### WHAT THE EXERCISE ASKS:
Exactly reproduce all the records, keeping pictures out of the copy.

'''

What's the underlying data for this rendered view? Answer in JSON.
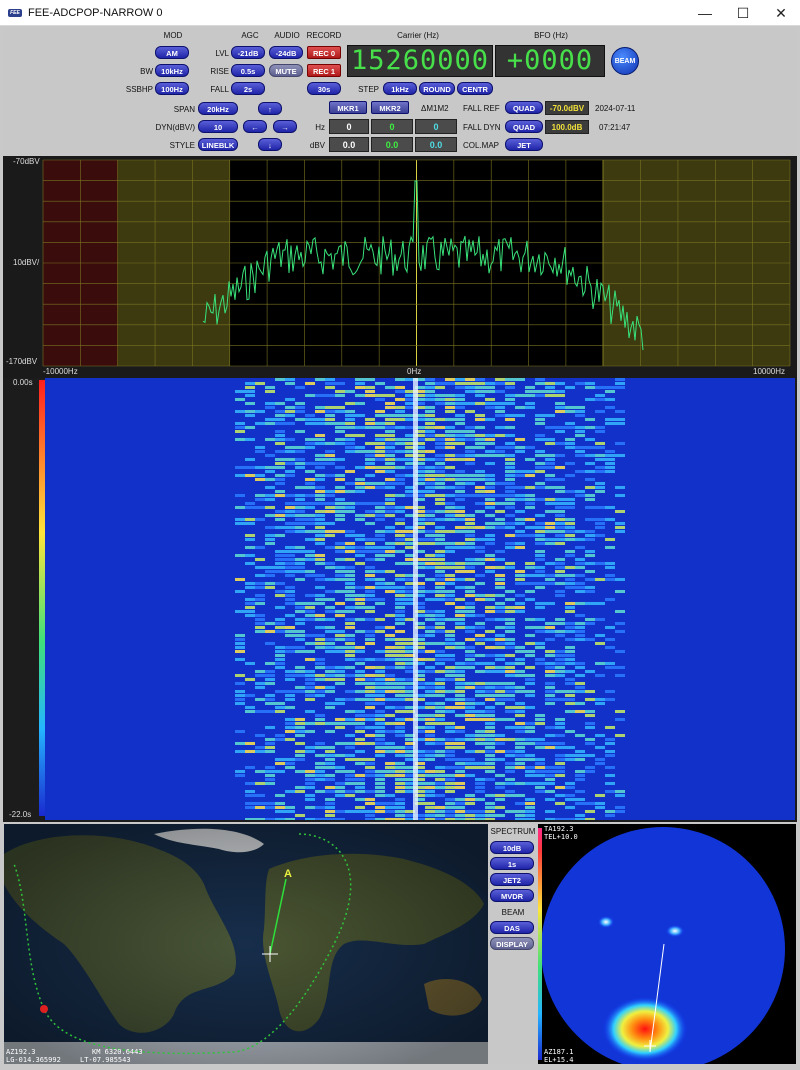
{
  "window": {
    "title": "FEE-ADCPOP-NARROW 0",
    "logo": "FEE",
    "minimize": "—",
    "maximize": "☐",
    "close": "✕"
  },
  "controls": {
    "headers": {
      "mod": "MOD",
      "agc": "AGC",
      "audio": "AUDIO",
      "record": "RECORD",
      "carrier": "Carrier (Hz)",
      "bfo": "BFO (Hz)"
    },
    "mod_value": "AM",
    "bw_label": "BW",
    "bw_value": "10kHz",
    "ssbhp_label": "SSBHP",
    "ssbhp_value": "100Hz",
    "lvl_label": "LVL",
    "lvl_value": "-21dB",
    "rise_label": "RISE",
    "rise_value": "0.5s",
    "fall_label": "FALL",
    "fall_value": "2s",
    "audio_value": "-24dB",
    "mute": "MUTE",
    "rec0": "REC 0",
    "rec1": "REC 1",
    "rec_time": "30s",
    "carrier": "15260000",
    "bfo": "+0000",
    "beam": "BEAM",
    "span_label": "SPAN",
    "span_value": "20kHz",
    "dyn_label": "DYN(dBV/)",
    "dyn_value": "10",
    "style_label": "STYLE",
    "style_value": "LINEBLK",
    "up": "↑",
    "left": "←",
    "right": "→",
    "down": "↓",
    "step_label": "STEP",
    "step_value": "1kHz",
    "round": "ROUND",
    "centr": "CENTR",
    "mkr1": "MKR1",
    "mkr2": "MKR2",
    "delta": "ΔM1M2",
    "hz_label": "Hz",
    "hz_m1": "0",
    "hz_m2": "0",
    "hz_d": "0",
    "dbv_label": "dBV",
    "dbv_m1": "0.0",
    "dbv_m2": "0.0",
    "dbv_d": "0.0",
    "fall_ref_label": "FALL REF",
    "fall_ref_mode": "QUAD",
    "fall_ref_value": "-70.0dBV",
    "fall_dyn_label": "FALL DYN",
    "fall_dyn_mode": "QUAD",
    "fall_dyn_value": "100.0dB",
    "colmap_label": "COL.MAP",
    "colmap_value": "JET",
    "date": "2024-07-11",
    "time": "07:21:47"
  },
  "spectrum": {
    "y_top": "-70dBV",
    "y_mid": "10dBV/",
    "y_bottom": "-170dBV",
    "x_left": "-10000Hz",
    "x_center": "0Hz",
    "x_right": "10000Hz"
  },
  "waterfall": {
    "top_time": "0.00s",
    "bottom_time": "-22.0s"
  },
  "side": {
    "spectrum_label": "SPECTRUM",
    "spec_range": "10dB",
    "spec_time": "1s",
    "spec_map": "JET2",
    "spec_method": "MVDR",
    "beam_label": "BEAM",
    "beam_method": "DAS",
    "display": "DISPLAY"
  },
  "map": {
    "az": "AZ192.3",
    "km": "KM 6320.6443",
    "lg": "LG-014.365992",
    "lt": "LT-07.985543",
    "marker": "A"
  },
  "polar": {
    "ta": "TA192.3",
    "tel": "TEL+10.0",
    "az": "AZ187.1",
    "el": "EL+15.4"
  },
  "colors": {
    "button": "#2a30b8",
    "lcd_text": "#47e04a",
    "grid": "#c9c23a",
    "trace": "#39e27a"
  }
}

'''

### EXERCISE OUTPUT:
What's the underlying data for this rendered view? Answer in JSON.
{
  "window": {
    "title": "FEE-ADCPOP-NARROW 0",
    "logo": "FEE",
    "minimize": "—",
    "maximize": "☐",
    "close": "✕"
  },
  "controls": {
    "headers": {
      "mod": "MOD",
      "agc": "AGC",
      "audio": "AUDIO",
      "record": "RECORD",
      "carrier": "Carrier (Hz)",
      "bfo": "BFO (Hz)"
    },
    "mod_value": "AM",
    "bw_label": "BW",
    "bw_value": "10kHz",
    "ssbhp_label": "SSBHP",
    "ssbhp_value": "100Hz",
    "lvl_label": "LVL",
    "lvl_value": "-21dB",
    "rise_label": "RISE",
    "rise_value": "0.5s",
    "fall_label": "FALL",
    "fall_value": "2s",
    "audio_value": "-24dB",
    "mute": "MUTE",
    "rec0": "REC 0",
    "rec1": "REC 1",
    "rec_time": "30s",
    "carrier": "15260000",
    "bfo": "+0000",
    "beam": "BEAM",
    "span_label": "SPAN",
    "span_value": "20kHz",
    "dyn_label": "DYN(dBV/)",
    "dyn_value": "10",
    "style_label": "STYLE",
    "style_value": "LINEBLK",
    "up": "↑",
    "left": "←",
    "right": "→",
    "down": "↓",
    "step_label": "STEP",
    "step_value": "1kHz",
    "round": "ROUND",
    "centr": "CENTR",
    "mkr1": "MKR1",
    "mkr2": "MKR2",
    "delta": "ΔM1M2",
    "hz_label": "Hz",
    "hz_m1": "0",
    "hz_m2": "0",
    "hz_d": "0",
    "dbv_label": "dBV",
    "dbv_m1": "0.0",
    "dbv_m2": "0.0",
    "dbv_d": "0.0",
    "fall_ref_label": "FALL REF",
    "fall_ref_mode": "QUAD",
    "fall_ref_value": "-70.0dBV",
    "fall_dyn_label": "FALL DYN",
    "fall_dyn_mode": "QUAD",
    "fall_dyn_value": "100.0dB",
    "colmap_label": "COL.MAP",
    "colmap_value": "JET",
    "date": "2024-07-11",
    "time": "07:21:47"
  },
  "spectrum": {
    "y_top": "-70dBV",
    "y_mid": "10dBV/",
    "y_bottom": "-170dBV",
    "x_left": "-10000Hz",
    "x_center": "0Hz",
    "x_right": "10000Hz"
  },
  "waterfall": {
    "top_time": "0.00s",
    "bottom_time": "-22.0s"
  },
  "side": {
    "spectrum_label": "SPECTRUM",
    "spec_range": "10dB",
    "spec_time": "1s",
    "spec_map": "JET2",
    "spec_method": "MVDR",
    "beam_label": "BEAM",
    "beam_method": "DAS",
    "display": "DISPLAY"
  },
  "map": {
    "az": "AZ192.3",
    "km": "KM 6320.6443",
    "lg": "LG-014.365992",
    "lt": "LT-07.985543",
    "marker": "A"
  },
  "polar": {
    "ta": "TA192.3",
    "tel": "TEL+10.0",
    "az": "AZ187.1",
    "el": "EL+15.4"
  },
  "colors": {
    "button": "#2a30b8",
    "lcd_text": "#47e04a",
    "grid": "#c9c23a",
    "trace": "#39e27a"
  }
}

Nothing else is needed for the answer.